(Items from a dataset)

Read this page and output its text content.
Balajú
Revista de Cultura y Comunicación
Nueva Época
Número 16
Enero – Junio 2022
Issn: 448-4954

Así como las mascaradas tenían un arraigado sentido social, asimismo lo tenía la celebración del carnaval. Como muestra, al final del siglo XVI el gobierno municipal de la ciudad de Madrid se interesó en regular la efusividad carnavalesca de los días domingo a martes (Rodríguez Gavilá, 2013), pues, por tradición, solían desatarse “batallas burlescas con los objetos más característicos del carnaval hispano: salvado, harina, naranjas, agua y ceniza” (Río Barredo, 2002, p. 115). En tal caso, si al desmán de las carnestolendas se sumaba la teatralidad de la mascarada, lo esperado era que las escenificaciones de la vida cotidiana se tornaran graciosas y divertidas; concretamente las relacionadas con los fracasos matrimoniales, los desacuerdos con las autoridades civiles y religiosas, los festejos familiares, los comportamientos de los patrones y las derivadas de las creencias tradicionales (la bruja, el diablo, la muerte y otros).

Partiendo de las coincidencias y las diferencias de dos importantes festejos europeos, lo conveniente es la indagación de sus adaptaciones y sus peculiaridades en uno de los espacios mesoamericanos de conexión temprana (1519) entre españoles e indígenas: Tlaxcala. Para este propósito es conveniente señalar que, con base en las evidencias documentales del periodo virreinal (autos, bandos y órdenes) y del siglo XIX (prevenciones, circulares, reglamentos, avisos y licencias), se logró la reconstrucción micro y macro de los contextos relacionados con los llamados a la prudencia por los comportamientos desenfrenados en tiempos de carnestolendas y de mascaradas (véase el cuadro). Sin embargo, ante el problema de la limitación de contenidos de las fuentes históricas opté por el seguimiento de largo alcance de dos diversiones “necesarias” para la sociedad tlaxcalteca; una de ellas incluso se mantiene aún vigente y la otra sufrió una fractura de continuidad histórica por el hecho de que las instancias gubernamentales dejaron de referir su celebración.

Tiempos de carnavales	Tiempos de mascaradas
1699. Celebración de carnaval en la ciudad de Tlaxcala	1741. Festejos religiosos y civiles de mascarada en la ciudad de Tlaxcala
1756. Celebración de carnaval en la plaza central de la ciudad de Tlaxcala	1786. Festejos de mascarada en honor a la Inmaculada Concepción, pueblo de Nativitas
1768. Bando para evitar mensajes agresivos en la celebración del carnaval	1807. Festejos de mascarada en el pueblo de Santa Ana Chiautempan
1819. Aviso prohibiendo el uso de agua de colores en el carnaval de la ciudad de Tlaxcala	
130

What you need to do: Each line that has the word "pueblo" should be copied.

Task result:
1756. Celebración de carnaval en la plaza central de la ciudad de Tlaxcala	1786. Festejos de mascarada en honor a la Inmaculada Concepción, pueblo de Nativitas
1768. Bando para evitar mensajes agresivos en la celebración del carnaval	1807. Festejos de mascarada en el pueblo de Santa Ana Chiautempan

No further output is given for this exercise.